**Short task:**
Sort through the entries below and pull out lines containing the word "trap".

**Records for processing:**
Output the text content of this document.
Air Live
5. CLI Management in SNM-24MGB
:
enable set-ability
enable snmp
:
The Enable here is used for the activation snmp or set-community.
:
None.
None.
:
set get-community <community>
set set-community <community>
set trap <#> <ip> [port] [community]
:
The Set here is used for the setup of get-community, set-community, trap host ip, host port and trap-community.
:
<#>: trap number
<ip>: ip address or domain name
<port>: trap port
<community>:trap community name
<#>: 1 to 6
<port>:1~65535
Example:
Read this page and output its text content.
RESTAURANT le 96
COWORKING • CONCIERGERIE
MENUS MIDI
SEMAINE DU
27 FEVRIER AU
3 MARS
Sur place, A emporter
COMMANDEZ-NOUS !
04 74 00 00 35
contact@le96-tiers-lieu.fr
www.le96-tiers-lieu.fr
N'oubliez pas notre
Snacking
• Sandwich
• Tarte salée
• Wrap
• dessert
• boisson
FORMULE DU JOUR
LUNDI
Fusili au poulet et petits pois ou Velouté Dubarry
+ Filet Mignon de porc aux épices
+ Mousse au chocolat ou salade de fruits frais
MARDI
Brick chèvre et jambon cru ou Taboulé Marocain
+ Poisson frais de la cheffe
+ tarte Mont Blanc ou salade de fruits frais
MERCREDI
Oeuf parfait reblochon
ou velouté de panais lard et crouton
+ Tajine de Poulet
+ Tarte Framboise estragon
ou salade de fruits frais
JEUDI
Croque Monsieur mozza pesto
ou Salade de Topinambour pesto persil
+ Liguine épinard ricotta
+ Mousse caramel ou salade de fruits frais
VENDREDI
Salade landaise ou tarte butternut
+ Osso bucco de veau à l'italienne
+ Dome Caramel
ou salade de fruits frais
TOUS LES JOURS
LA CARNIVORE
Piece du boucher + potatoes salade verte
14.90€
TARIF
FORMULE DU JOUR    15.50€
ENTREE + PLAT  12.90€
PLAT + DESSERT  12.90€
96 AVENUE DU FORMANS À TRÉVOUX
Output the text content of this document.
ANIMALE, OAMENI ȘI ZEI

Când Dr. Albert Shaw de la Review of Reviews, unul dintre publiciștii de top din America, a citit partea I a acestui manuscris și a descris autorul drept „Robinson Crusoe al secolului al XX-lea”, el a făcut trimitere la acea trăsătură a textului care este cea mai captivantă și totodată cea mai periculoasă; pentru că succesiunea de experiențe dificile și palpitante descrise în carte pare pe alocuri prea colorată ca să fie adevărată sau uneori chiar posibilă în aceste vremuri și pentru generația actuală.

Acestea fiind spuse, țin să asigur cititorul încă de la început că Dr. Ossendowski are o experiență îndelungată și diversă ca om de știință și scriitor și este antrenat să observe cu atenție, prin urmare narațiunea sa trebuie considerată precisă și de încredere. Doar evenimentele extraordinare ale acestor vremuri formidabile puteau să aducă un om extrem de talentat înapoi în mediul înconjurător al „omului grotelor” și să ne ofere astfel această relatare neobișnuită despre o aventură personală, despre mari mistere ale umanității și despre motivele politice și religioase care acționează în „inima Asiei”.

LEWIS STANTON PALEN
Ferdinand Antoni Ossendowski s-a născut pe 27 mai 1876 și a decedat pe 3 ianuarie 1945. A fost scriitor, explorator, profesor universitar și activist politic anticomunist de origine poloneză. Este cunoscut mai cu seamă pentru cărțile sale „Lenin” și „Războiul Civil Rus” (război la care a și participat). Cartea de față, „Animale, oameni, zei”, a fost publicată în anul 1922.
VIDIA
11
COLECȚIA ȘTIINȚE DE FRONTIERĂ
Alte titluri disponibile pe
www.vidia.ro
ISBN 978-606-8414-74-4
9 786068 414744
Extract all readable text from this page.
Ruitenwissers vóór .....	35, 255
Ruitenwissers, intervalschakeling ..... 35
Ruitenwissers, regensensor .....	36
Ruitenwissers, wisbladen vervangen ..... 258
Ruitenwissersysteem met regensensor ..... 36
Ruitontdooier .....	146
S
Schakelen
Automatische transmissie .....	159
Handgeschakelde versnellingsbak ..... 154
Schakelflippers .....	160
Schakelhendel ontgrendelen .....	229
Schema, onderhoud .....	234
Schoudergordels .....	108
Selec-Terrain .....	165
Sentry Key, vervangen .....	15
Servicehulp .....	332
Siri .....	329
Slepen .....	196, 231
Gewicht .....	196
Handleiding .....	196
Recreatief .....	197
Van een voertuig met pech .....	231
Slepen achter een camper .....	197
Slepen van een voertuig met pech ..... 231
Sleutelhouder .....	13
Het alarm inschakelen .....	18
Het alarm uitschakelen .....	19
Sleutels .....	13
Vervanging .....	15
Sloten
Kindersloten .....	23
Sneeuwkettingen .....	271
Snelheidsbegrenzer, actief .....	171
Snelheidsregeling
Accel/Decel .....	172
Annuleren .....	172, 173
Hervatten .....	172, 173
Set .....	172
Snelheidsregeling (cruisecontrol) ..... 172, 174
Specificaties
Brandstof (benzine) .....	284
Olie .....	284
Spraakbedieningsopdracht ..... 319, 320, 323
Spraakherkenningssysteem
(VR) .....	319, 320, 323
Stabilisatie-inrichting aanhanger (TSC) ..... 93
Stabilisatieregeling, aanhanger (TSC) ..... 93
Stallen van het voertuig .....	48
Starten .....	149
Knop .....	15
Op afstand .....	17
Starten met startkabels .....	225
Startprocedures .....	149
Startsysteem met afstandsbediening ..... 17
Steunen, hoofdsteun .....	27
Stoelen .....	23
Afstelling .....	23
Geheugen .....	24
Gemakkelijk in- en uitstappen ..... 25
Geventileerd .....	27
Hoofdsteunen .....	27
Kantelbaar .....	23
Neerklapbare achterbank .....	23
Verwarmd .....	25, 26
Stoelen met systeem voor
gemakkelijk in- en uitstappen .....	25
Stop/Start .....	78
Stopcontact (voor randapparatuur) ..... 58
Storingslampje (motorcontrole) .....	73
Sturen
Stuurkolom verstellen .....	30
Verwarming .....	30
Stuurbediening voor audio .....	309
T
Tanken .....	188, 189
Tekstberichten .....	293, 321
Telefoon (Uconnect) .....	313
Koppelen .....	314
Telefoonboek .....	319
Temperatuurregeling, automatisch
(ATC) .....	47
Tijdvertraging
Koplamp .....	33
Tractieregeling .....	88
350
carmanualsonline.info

**Problem solution:**
set trap <#> <ip> [port] [community]
The Set here is used for the setup of get-community, set-community, trap host ip, host port and trap-community.
<#>: trap number
<port>: trap port
<community>:trap community name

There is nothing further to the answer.